(Provided information):

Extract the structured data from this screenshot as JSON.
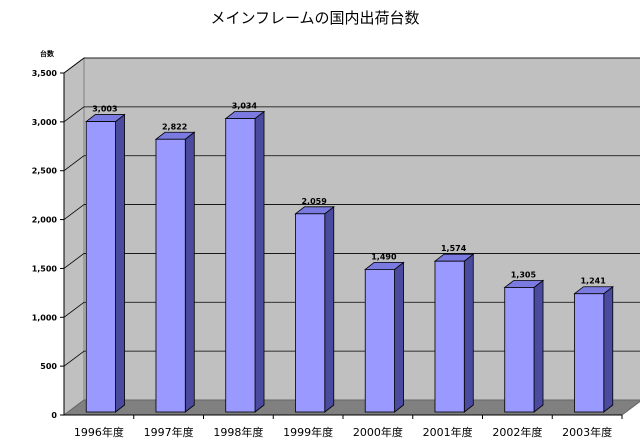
{
  "chart_data": {
    "type": "bar",
    "title": "メインフレームの国内出荷台数",
    "ylabel": "台数",
    "xlabel": "",
    "categories": [
      "1996年度",
      "1997年度",
      "1998年度",
      "1999年度",
      "2000年度",
      "2001年度",
      "2002年度",
      "2003年度"
    ],
    "values": [
      3003,
      2822,
      3034,
      2059,
      1490,
      1574,
      1305,
      1241
    ],
    "value_labels": [
      "3,003",
      "2,822",
      "3,034",
      "2,059",
      "1,490",
      "1,574",
      "1,305",
      "1,241"
    ],
    "ylim": [
      0,
      3500
    ],
    "y_ticks": [
      0,
      500,
      1000,
      1500,
      2000,
      2500,
      3000,
      3500
    ],
    "y_tick_labels": [
      "0",
      "500",
      "1,000",
      "1,500",
      "2,000",
      "2,500",
      "3,000",
      "3,500"
    ],
    "grid": true,
    "legend": "none",
    "three_d": true,
    "colors": {
      "bar_front": "#9999ff",
      "bar_side": "#4a4a9e",
      "bar_top": "#7a7ae0",
      "bar_outline": "#000000",
      "wall": "#c0c0c0",
      "floor": "#808080",
      "gridline": "#000000"
    }
  }
}
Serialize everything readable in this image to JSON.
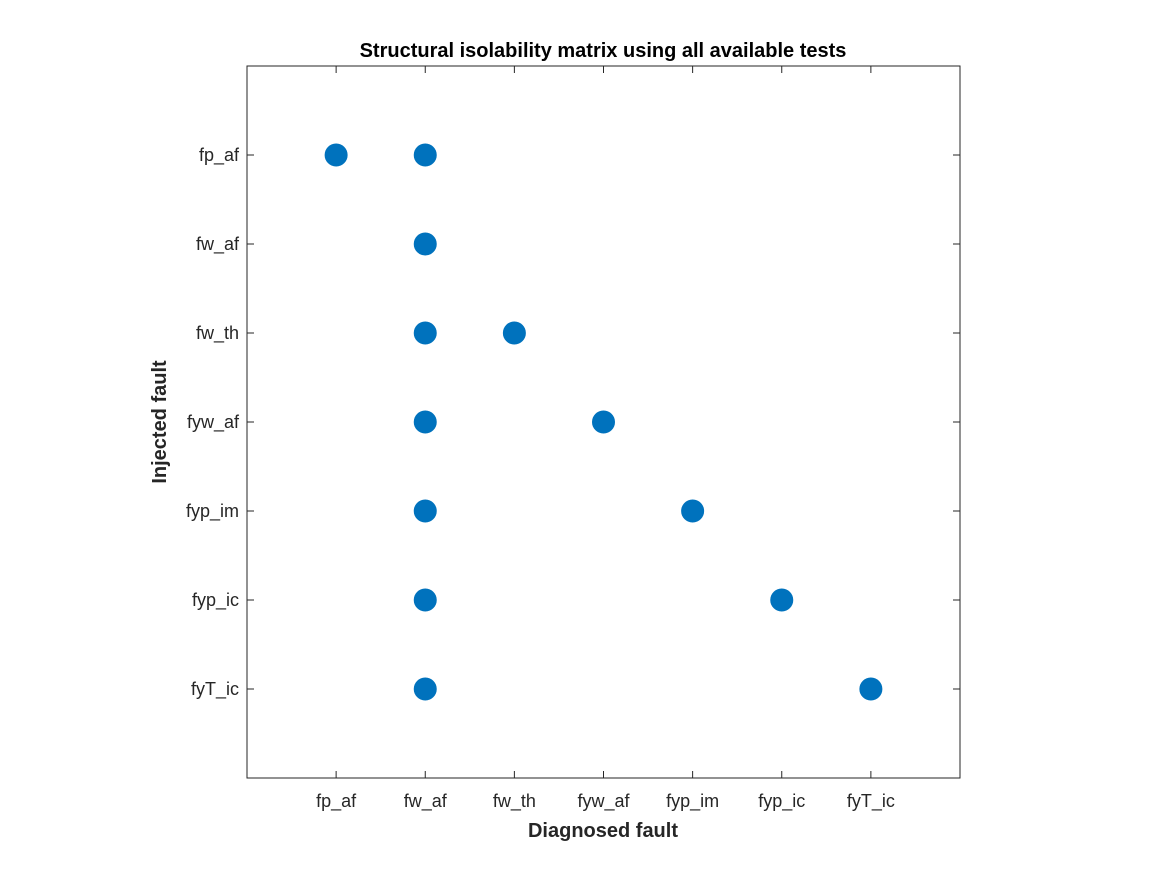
{
  "chart_data": {
    "type": "scatter",
    "title": "Structural isolability matrix using all available tests",
    "xlabel": "Diagnosed fault",
    "ylabel": "Injected fault",
    "x_categories": [
      "fp_af",
      "fw_af",
      "fw_th",
      "fyw_af",
      "fyp_im",
      "fyp_ic",
      "fyT_ic"
    ],
    "y_categories": [
      "fp_af",
      "fw_af",
      "fw_th",
      "fyw_af",
      "fyp_im",
      "fyp_ic",
      "fyT_ic"
    ],
    "points": [
      {
        "x": "fp_af",
        "y": "fp_af"
      },
      {
        "x": "fw_af",
        "y": "fp_af"
      },
      {
        "x": "fw_af",
        "y": "fw_af"
      },
      {
        "x": "fw_af",
        "y": "fw_th"
      },
      {
        "x": "fw_th",
        "y": "fw_th"
      },
      {
        "x": "fw_af",
        "y": "fyw_af"
      },
      {
        "x": "fyw_af",
        "y": "fyw_af"
      },
      {
        "x": "fw_af",
        "y": "fyp_im"
      },
      {
        "x": "fyp_im",
        "y": "fyp_im"
      },
      {
        "x": "fw_af",
        "y": "fyp_ic"
      },
      {
        "x": "fyp_ic",
        "y": "fyp_ic"
      },
      {
        "x": "fw_af",
        "y": "fyT_ic"
      },
      {
        "x": "fyT_ic",
        "y": "fyT_ic"
      }
    ],
    "xlim": [
      0,
      8
    ],
    "ylim": [
      0,
      8
    ],
    "y_reversed": true,
    "grid": false,
    "box": true,
    "marker_color": "#0072BD"
  }
}
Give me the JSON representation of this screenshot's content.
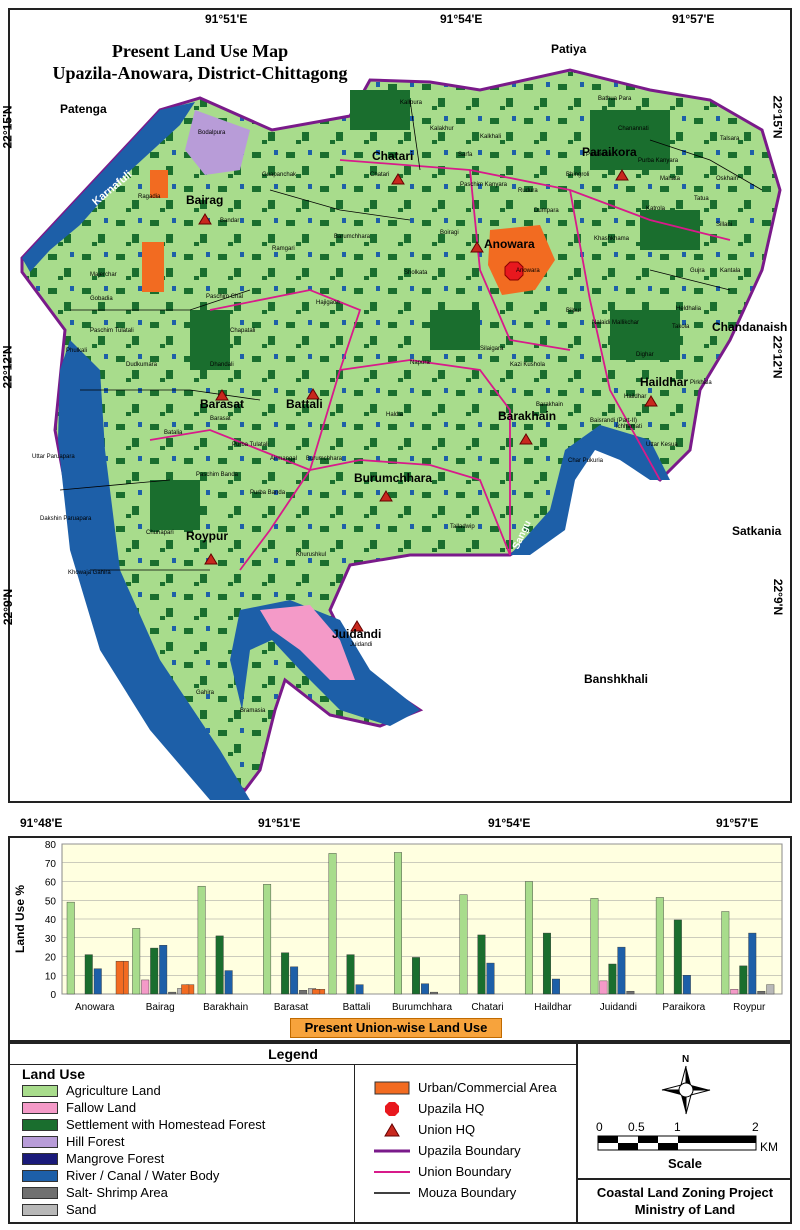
{
  "map": {
    "title_line1": "Present Land Use  Map",
    "title_line2": "Upazila-Anowara, District-Chittagong",
    "top_coords": [
      "91°51'E",
      "91°54'E",
      "91°57'E"
    ],
    "bottom_coords": [
      "91°48'E",
      "91°51'E",
      "91°54'E",
      "91°57'E"
    ],
    "left_coords": [
      "22°15'N",
      "22°12'N",
      "22°9'N"
    ],
    "right_coords": [
      "22°15'N",
      "22°12'N",
      "22°9'N"
    ],
    "neighbors": [
      "Patiya",
      "Patenga",
      "Chandanaish",
      "Satkania",
      "Banshkhali"
    ],
    "rivers": [
      "Karnafuli",
      "Sangu"
    ],
    "unions": [
      "Chatari",
      "Bairag",
      "Anowara",
      "Paraikora",
      "Barasat",
      "Battali",
      "Barakhain",
      "Haildhar",
      "Burumchhara",
      "Roypur",
      "Juidandi"
    ],
    "mouzas": [
      "Bodalpura",
      "Ragadia",
      "Bandar",
      "Guapanchak",
      "Kalakhur",
      "Hajigaon",
      "Paschim Chal",
      "Majerchar",
      "Gobadia",
      "Paschim Tulatali",
      "Phulkali",
      "Dudkumara",
      "Chapatali",
      "Dhandali",
      "Barasat",
      "Batalia",
      "Purba Tulatali",
      "Paschim Banda",
      "Purba Banda",
      "Airmangal",
      "Uttar Paruapara",
      "Dakshin Paruapara",
      "Chunapari",
      "Khowaja Gahira",
      "Gahira",
      "Bramasia",
      "Juidandi",
      "Khurushkul",
      "Burumchhara",
      "Talladwip",
      "Barakhain",
      "Haildhar",
      "Ichhamati",
      "Uttar Kesua",
      "Char Pukuria",
      "Baisrandi (Part-II)",
      "Dighar",
      "Takola",
      "Anowara",
      "Khashkhama",
      "Sillani",
      "Katrola",
      "Mahata",
      "Tatua",
      "Oskhain",
      "Talsara",
      "Chanannati",
      "Bathua Para",
      "Purba Kanyara",
      "Paschim Kanyara",
      "Bhingroli",
      "Dumpara",
      "Barumchhara",
      "Kalkhali",
      "Paraikora",
      "Sholkata",
      "Chatari",
      "Kalipura",
      "Sarfa",
      "Rudura",
      "Haldia",
      "Silaigara",
      "Kazi Kushola",
      "Boiragi",
      "Napura",
      "Bilpur",
      "Gujra",
      "Kantala",
      "Heldhalia",
      "Nalaidi Mallikchar",
      "Pirkhala",
      "Ramgari"
    ]
  },
  "chart_data": {
    "type": "bar",
    "title": "Present Union-wise Land Use",
    "ylabel": "Land Use %",
    "ylim": [
      0,
      80
    ],
    "yticks": [
      0,
      10,
      20,
      30,
      40,
      50,
      60,
      70,
      80
    ],
    "categories": [
      "Anowara",
      "Bairag",
      "Barakhain",
      "Barasat",
      "Battali",
      "Burumchhara",
      "Chatari",
      "Haildhar",
      "Juidandi",
      "Paraikora",
      "Roypur"
    ],
    "series": [
      {
        "name": "Agriculture Land",
        "color": "#a8dc8c",
        "values": [
          49,
          35,
          57.5,
          58.5,
          75,
          75.5,
          53,
          60,
          51,
          51.5,
          44
        ]
      },
      {
        "name": "Fallow Land",
        "color": "#f49ac8",
        "values": [
          0,
          7.5,
          0,
          0,
          0,
          0,
          0,
          0,
          7,
          0,
          2.5
        ]
      },
      {
        "name": "Settlement with Homestead Forest",
        "color": "#1a6e2e",
        "values": [
          21,
          24.5,
          31,
          22,
          21,
          19.5,
          31.5,
          32.5,
          16,
          39.5,
          15
        ]
      },
      {
        "name": "Hill Forest",
        "color": "#b89cd8",
        "values": [
          0,
          0,
          0,
          0,
          0,
          0,
          0,
          0,
          0,
          0,
          0
        ]
      },
      {
        "name": "Mangrove Forest",
        "color": "#1a1a7a",
        "values": [
          0,
          0,
          0,
          0,
          0,
          0,
          0,
          0,
          0,
          0,
          0
        ]
      },
      {
        "name": "River / Canal / Water Body",
        "color": "#1d5fa8",
        "values": [
          13.5,
          26,
          12.5,
          14.5,
          5,
          5.5,
          16.5,
          8,
          25,
          10,
          32.5
        ]
      },
      {
        "name": "Salt- Shrimp Area",
        "color": "#707070",
        "values": [
          0,
          1,
          0,
          2,
          0,
          1,
          0,
          0,
          1.5,
          0,
          1.5
        ]
      },
      {
        "name": "Sand",
        "color": "#b8b8b8",
        "values": [
          0,
          3,
          0,
          3,
          0,
          0,
          0,
          0,
          0,
          0,
          5
        ]
      },
      {
        "name": "Urban/Commercial Area",
        "color": "#f26b21",
        "values": [
          17.5,
          5,
          0,
          2.5,
          0,
          0,
          0,
          0,
          0,
          0,
          0
        ]
      }
    ]
  },
  "legend": {
    "title": "Legend",
    "land_use_heading": "Land Use",
    "land_use": [
      {
        "label": "Agriculture Land",
        "color": "#a8dc8c"
      },
      {
        "label": "Fallow Land",
        "color": "#f49ac8"
      },
      {
        "label": "Settlement with Homestead Forest",
        "color": "#1a6e2e"
      },
      {
        "label": "Hill Forest",
        "color": "#b89cd8"
      },
      {
        "label": "Mangrove Forest",
        "color": "#1a1a7a"
      },
      {
        "label": "River / Canal / Water Body",
        "color": "#1d5fa8"
      },
      {
        "label": "Salt- Shrimp Area",
        "color": "#707070"
      },
      {
        "label": "Sand",
        "color": "#b8b8b8"
      }
    ],
    "others": [
      {
        "label": "Urban/Commercial Area",
        "kind": "box",
        "color": "#f26b21"
      },
      {
        "label": "Upazila HQ",
        "kind": "octagon",
        "color": "#e8181e"
      },
      {
        "label": "Union HQ",
        "kind": "triangle",
        "color": "#c8281e"
      },
      {
        "label": "Upazila Boundary",
        "kind": "line",
        "color": "#7a1a8a"
      },
      {
        "label": "Union Boundary",
        "kind": "line",
        "color": "#d81a8a"
      },
      {
        "label": "Mouza Boundary",
        "kind": "line",
        "color": "#000000"
      }
    ],
    "north": "N",
    "scale_ticks": [
      "0",
      "0.5",
      "1",
      "2"
    ],
    "scale_unit": "KM",
    "scale_label": "Scale",
    "project_line1": "Coastal Land Zoning Project",
    "project_line2": "Ministry of Land"
  }
}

(Directive):
Read through the entries and copy every line that includes "this".

(Right answer):
Extract the structured data from this screenshot as JSON.
Serialize everything readable in this image to JSON.
Give me the JSON representation of this screenshot's content.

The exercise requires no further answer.